## Given request
Return all of the entries exactly, with nothing added or left out.
-- Start --
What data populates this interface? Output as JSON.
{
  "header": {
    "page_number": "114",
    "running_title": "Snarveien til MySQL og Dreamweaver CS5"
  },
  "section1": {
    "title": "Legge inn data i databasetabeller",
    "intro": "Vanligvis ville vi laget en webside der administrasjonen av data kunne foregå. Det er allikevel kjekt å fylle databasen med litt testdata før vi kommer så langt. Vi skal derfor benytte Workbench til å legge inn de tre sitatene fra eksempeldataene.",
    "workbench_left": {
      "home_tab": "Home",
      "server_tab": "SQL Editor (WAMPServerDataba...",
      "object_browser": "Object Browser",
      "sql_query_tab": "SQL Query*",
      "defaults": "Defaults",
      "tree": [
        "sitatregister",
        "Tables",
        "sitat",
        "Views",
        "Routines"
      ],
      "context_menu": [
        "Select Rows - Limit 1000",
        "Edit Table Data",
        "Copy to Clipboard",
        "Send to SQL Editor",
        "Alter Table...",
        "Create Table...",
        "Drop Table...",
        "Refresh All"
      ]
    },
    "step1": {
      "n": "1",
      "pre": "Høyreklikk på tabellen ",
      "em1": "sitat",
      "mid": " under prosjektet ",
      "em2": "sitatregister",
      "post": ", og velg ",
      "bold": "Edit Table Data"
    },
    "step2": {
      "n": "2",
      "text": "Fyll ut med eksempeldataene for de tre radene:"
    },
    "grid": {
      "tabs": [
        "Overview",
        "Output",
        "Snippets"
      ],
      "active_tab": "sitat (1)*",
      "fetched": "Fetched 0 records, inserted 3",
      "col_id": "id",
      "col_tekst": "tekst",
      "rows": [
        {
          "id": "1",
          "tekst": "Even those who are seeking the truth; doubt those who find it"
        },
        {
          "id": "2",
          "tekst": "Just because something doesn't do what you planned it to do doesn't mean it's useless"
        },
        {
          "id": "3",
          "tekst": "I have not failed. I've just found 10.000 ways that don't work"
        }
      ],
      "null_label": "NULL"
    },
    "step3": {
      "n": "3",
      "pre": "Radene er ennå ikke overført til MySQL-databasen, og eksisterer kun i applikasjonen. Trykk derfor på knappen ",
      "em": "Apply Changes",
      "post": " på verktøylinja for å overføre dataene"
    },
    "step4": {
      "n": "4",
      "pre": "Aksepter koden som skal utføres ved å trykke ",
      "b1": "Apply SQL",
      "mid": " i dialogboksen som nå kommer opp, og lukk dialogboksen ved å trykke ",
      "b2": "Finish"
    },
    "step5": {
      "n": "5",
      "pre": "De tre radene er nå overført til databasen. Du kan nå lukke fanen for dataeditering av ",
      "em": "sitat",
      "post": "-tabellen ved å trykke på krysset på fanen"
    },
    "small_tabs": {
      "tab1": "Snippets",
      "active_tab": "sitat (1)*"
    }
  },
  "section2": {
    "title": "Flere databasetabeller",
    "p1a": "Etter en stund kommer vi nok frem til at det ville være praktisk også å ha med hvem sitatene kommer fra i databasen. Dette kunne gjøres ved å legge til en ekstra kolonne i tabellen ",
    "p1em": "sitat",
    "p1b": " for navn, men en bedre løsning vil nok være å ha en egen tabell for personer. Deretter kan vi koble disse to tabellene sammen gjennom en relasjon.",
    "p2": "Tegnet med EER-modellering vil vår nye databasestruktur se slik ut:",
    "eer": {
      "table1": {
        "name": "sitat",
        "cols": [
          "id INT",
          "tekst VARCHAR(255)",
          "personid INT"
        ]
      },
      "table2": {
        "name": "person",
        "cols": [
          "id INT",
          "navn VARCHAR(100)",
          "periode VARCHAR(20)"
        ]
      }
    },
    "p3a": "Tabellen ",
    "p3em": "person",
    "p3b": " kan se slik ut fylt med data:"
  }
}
-- End --
## Expected output
What data populates this interface? Output as JSON.
{
  "header": {
    "page_number": "114",
    "running_title": "Snarveien til MySQL og Dreamweaver CS5"
  },
  "section1": {
    "title": "Legge inn data i databasetabeller",
    "intro": "Vanligvis ville vi laget en webside der administrasjonen av data kunne foregå. Det er allikevel kjekt å fylle databasen med litt testdata før vi kommer så langt. Vi skal derfor benytte Workbench til å legge inn de tre sitatene fra eksempeldataene.",
    "workbench_left": {
      "home_tab": "Home",
      "server_tab": "SQL Editor (WAMPServerDataba...",
      "object_browser": "Object Browser",
      "sql_query_tab": "SQL Query*",
      "defaults": "Defaults",
      "tree": [
        "sitatregister",
        "Tables",
        "sitat",
        "Views",
        "Routines"
      ],
      "context_menu": [
        "Select Rows - Limit 1000",
        "Edit Table Data",
        "Copy to Clipboard",
        "Send to SQL Editor",
        "Alter Table...",
        "Create Table...",
        "Drop Table...",
        "Refresh All"
      ]
    },
    "step1": {
      "n": "1",
      "pre": "Høyreklikk på tabellen ",
      "em1": "sitat",
      "mid": " under prosjektet ",
      "em2": "sitatregister",
      "post": ", og velg ",
      "bold": "Edit Table Data"
    },
    "step2": {
      "n": "2",
      "text": "Fyll ut med eksempeldataene for de tre radene:"
    },
    "grid": {
      "tabs": [
        "Overview",
        "Output",
        "Snippets"
      ],
      "active_tab": "sitat (1)*",
      "fetched": "Fetched 0 records, inserted 3",
      "col_id": "id",
      "col_tekst": "tekst",
      "rows": [
        {
          "id": "1",
          "tekst": "Even those who are seeking the truth; doubt those who find it"
        },
        {
          "id": "2",
          "tekst": "Just because something doesn't do what you planned it to do doesn't mean it's useless"
        },
        {
          "id": "3",
          "tekst": "I have not failed. I've just found 10.000 ways that don't work"
        }
      ],
      "null_label": "NULL"
    },
    "step3": {
      "n": "3",
      "pre": "Radene er ennå ikke overført til MySQL-databasen, og eksisterer kun i applikasjonen. Trykk derfor på knappen ",
      "em": "Apply Changes",
      "post": " på verktøylinja for å overføre dataene"
    },
    "step4": {
      "n": "4",
      "pre": "Aksepter koden som skal utføres ved å trykke ",
      "b1": "Apply SQL",
      "mid": " i dialogboksen som nå kommer opp, og lukk dialogboksen ved å trykke ",
      "b2": "Finish"
    },
    "step5": {
      "n": "5",
      "pre": "De tre radene er nå overført til databasen. Du kan nå lukke fanen for dataeditering av ",
      "em": "sitat",
      "post": "-tabellen ved å trykke på krysset på fanen"
    },
    "small_tabs": {
      "tab1": "Snippets",
      "active_tab": "sitat (1)*"
    }
  },
  "section2": {
    "title": "Flere databasetabeller",
    "p1a": "Etter en stund kommer vi nok frem til at det ville være praktisk også å ha med hvem sitatene kommer fra i databasen. Dette kunne gjøres ved å legge til en ekstra kolonne i tabellen ",
    "p1em": "sitat",
    "p1b": " for navn, men en bedre løsning vil nok være å ha en egen tabell for personer. Deretter kan vi koble disse to tabellene sammen gjennom en relasjon.",
    "p2": "Tegnet med EER-modellering vil vår nye databasestruktur se slik ut:",
    "eer": {
      "table1": {
        "name": "sitat",
        "cols": [
          "id INT",
          "tekst VARCHAR(255)",
          "personid INT"
        ]
      },
      "table2": {
        "name": "person",
        "cols": [
          "id INT",
          "navn VARCHAR(100)",
          "periode VARCHAR(20)"
        ]
      }
    },
    "p3a": "Tabellen ",
    "p3em": "person",
    "p3b": " kan se slik ut fylt med data:"
  }
}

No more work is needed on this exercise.